> [Task input]:
* * * *

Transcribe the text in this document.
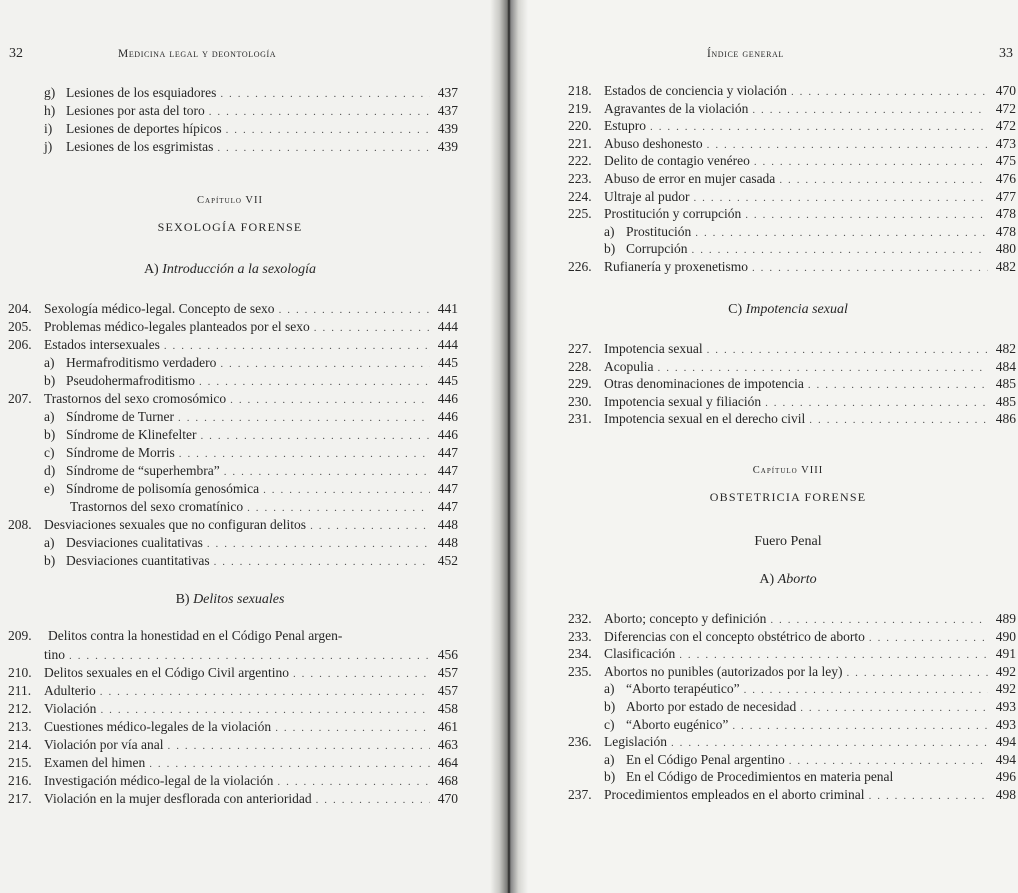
32	Medicina legal y deontología
g) Lesiones de los esquiadores . . .	437
h) Lesiones por asta del toro . . .	437
i)	Lesiones de deportes hípicos . . .	439
j)	Lesiones de los esgrimistas . . .	439
Capítulo VII
SEXOLOGÍA FORENSE
A) Introducción a la sexología
204. Sexología médico-legal. Concepto de sexo . . .	441
205. Problemas médico-legales planteados por el sexo . . .	444
206. Estados intersexuales . . .	444
a) Hermafroditismo verdadero . . .	445
b) Pseudohermafroditismo . . .	445
207. Trastornos del sexo cromosómico . . .	446
a) Síndrome de Turner . . .	446
b) Síndrome de Klinefelter . . .	446
c) Síndrome de Morris . . .	447
d) Síndrome de “superhembra” . . .	447
e) Síndrome de polisomía genosómica . . .	447
Trastornos del sexo cromatínico . . .	447
208. Desviaciones sexuales que no configuran delitos . . .	448
a) Desviaciones cualitativas . . .	448
b) Desviaciones cuantitativas . . .	452
B) Delitos sexuales
209. Delitos contra la honestidad en el Código Penal argen-
tino . . .	456
210. Delitos sexuales en el Código Civil argentino . . .	457
211. Adulterio . . .	457
212. Violación . . .	458
213. Cuestiones médico-legales de la violación . . .	461
214. Violación por vía anal . . .	463
215. Examen del himen . . .	464
216. Investigación médico-legal de la violación . . .	468
217. Violación en la mujer desflorada con anterioridad . . .	470
Índice general	33
218. Estados de conciencia y violación . . .	470
219. Agravantes de la violación . . .	472
220. Estupro . . .	472
221. Abuso deshonesto . . .	473
222. Delito de contagio venéreo . . .	475
223. Abuso de error en mujer casada . . .	476
224. Ultraje al pudor . . .	477
225. Prostitución y corrupción . . .	478
a) Prostitución . . .	478
b) Corrupción . . .	480
226. Rufianería y proxenetismo . . .	482
C) Impotencia sexual
227. Impotencia sexual . . .	482
228. Acopulia . . .	484
229. Otras denominaciones de impotencia . . .	485
230. Impotencia sexual y filiación . . .	485
231. Impotencia sexual en el derecho civil . . .	486
Capítulo VIII
OBSTETRICIA FORENSE
Fuero Penal
A) Aborto
232. Aborto; concepto y definición . . .	489
233. Diferencias con el concepto obstétrico de aborto . . .	490
234. Clasificación . . .	491
235. Abortos no punibles (autorizados por la ley) . . .	492
a) “Aborto terapéutico” . . .	492
b) Aborto por estado de necesidad . . .	493
c) “Aborto eugénico” . . .	493
236. Legislación . . .	494
a) En el Código Penal argentino . . .	494
b) En el Código de Procedimientos en materia penal	496
237. Procedimientos empleados en el aborto criminal . . .	498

* * * *

> [Problem statement]: Repeat each entry above word for word, leaving every picture out.

> [Output of the exercise]:
Transcribe the text in this document.
32	Medicina legal y deontología
g) Lesiones de los esquiadores . . .	437
h) Lesiones por asta del toro . . .	437
i)	Lesiones de deportes hípicos . . .	439
j)	Lesiones de los esgrimistas . . .	439
Capítulo VII
SEXOLOGÍA FORENSE
A) Introducción a la sexología
204. Sexología médico-legal. Concepto de sexo . . .	441
205. Problemas médico-legales planteados por el sexo . . .	444
206. Estados intersexuales . . .	444
a) Hermafroditismo verdadero . . .	445
b) Pseudohermafroditismo . . .	445
207. Trastornos del sexo cromosómico . . .	446
a) Síndrome de Turner . . .	446
b) Síndrome de Klinefelter . . .	446
c) Síndrome de Morris . . .	447
d) Síndrome de “superhembra” . . .	447
e) Síndrome de polisomía genosómica . . .	447
Trastornos del sexo cromatínico . . .	447
208. Desviaciones sexuales que no configuran delitos . . .	448
a) Desviaciones cualitativas . . .	448
b) Desviaciones cuantitativas . . .	452
B) Delitos sexuales
209. Delitos contra la honestidad en el Código Penal argen-
tino . . .	456
210. Delitos sexuales en el Código Civil argentino . . .	457
211. Adulterio . . .	457
212. Violación . . .	458
213. Cuestiones médico-legales de la violación . . .	461
214. Violación por vía anal . . .	463
215. Examen del himen . . .	464
216. Investigación médico-legal de la violación . . .	468
217. Violación en la mujer desflorada con anterioridad . . .	470
Índice general	33
218. Estados de conciencia y violación . . .	470
219. Agravantes de la violación . . .	472
220. Estupro . . .	472
221. Abuso deshonesto . . .	473
222. Delito de contagio venéreo . . .	475
223. Abuso de error en mujer casada . . .	476
224. Ultraje al pudor . . .	477
225. Prostitución y corrupción . . .	478
a) Prostitución . . .	478
b) Corrupción . . .	480
226. Rufianería y proxenetismo . . .	482
C) Impotencia sexual
227. Impotencia sexual . . .	482
228. Acopulia . . .	484
229. Otras denominaciones de impotencia . . .	485
230. Impotencia sexual y filiación . . .	485
231. Impotencia sexual en el derecho civil . . .	486
Capítulo VIII
OBSTETRICIA FORENSE
Fuero Penal
A) Aborto
232. Aborto; concepto y definición . . .	489
233. Diferencias con el concepto obstétrico de aborto . . .	490
234. Clasificación . . .	491
235. Abortos no punibles (autorizados por la ley) . . .	492
a) “Aborto terapéutico” . . .	492
b) Aborto por estado de necesidad . . .	493
c) “Aborto eugénico” . . .	493
236. Legislación . . .	494
a) En el Código Penal argentino . . .	494
b) En el Código de Procedimientos en materia penal	496
237. Procedimientos empleados en el aborto criminal . . .	498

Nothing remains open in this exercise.